--- START OF Extracted data ---

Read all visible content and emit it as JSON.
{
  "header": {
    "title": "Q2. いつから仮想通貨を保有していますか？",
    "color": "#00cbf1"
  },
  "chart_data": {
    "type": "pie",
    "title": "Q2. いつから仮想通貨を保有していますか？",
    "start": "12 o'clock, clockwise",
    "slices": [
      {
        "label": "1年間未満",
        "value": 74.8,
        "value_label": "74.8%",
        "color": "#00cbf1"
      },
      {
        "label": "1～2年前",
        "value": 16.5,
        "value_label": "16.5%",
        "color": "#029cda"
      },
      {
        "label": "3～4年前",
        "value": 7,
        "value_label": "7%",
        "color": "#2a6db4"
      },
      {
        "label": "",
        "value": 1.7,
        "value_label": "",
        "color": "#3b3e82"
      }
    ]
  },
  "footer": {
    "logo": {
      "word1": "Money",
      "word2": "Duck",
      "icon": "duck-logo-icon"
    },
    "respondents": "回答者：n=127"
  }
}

--- END OF Extracted data ---

*Task to carry out*: Here, the records must be output exactly and in full.

*Solution below*:
Read all visible content and emit it as JSON.
{
  "header": {
    "title": "Q2. いつから仮想通貨を保有していますか？",
    "color": "#00cbf1"
  },
  "chart_data": {
    "type": "pie",
    "title": "Q2. いつから仮想通貨を保有していますか？",
    "start": "12 o'clock, clockwise",
    "slices": [
      {
        "label": "1年間未満",
        "value": 74.8,
        "value_label": "74.8%",
        "color": "#00cbf1"
      },
      {
        "label": "1～2年前",
        "value": 16.5,
        "value_label": "16.5%",
        "color": "#029cda"
      },
      {
        "label": "3～4年前",
        "value": 7,
        "value_label": "7%",
        "color": "#2a6db4"
      },
      {
        "label": "",
        "value": 1.7,
        "value_label": "",
        "color": "#3b3e82"
      }
    ]
  },
  "footer": {
    "logo": {
      "word1": "Money",
      "word2": "Duck",
      "icon": "duck-logo-icon"
    },
    "respondents": "回答者：n=127"
  }
}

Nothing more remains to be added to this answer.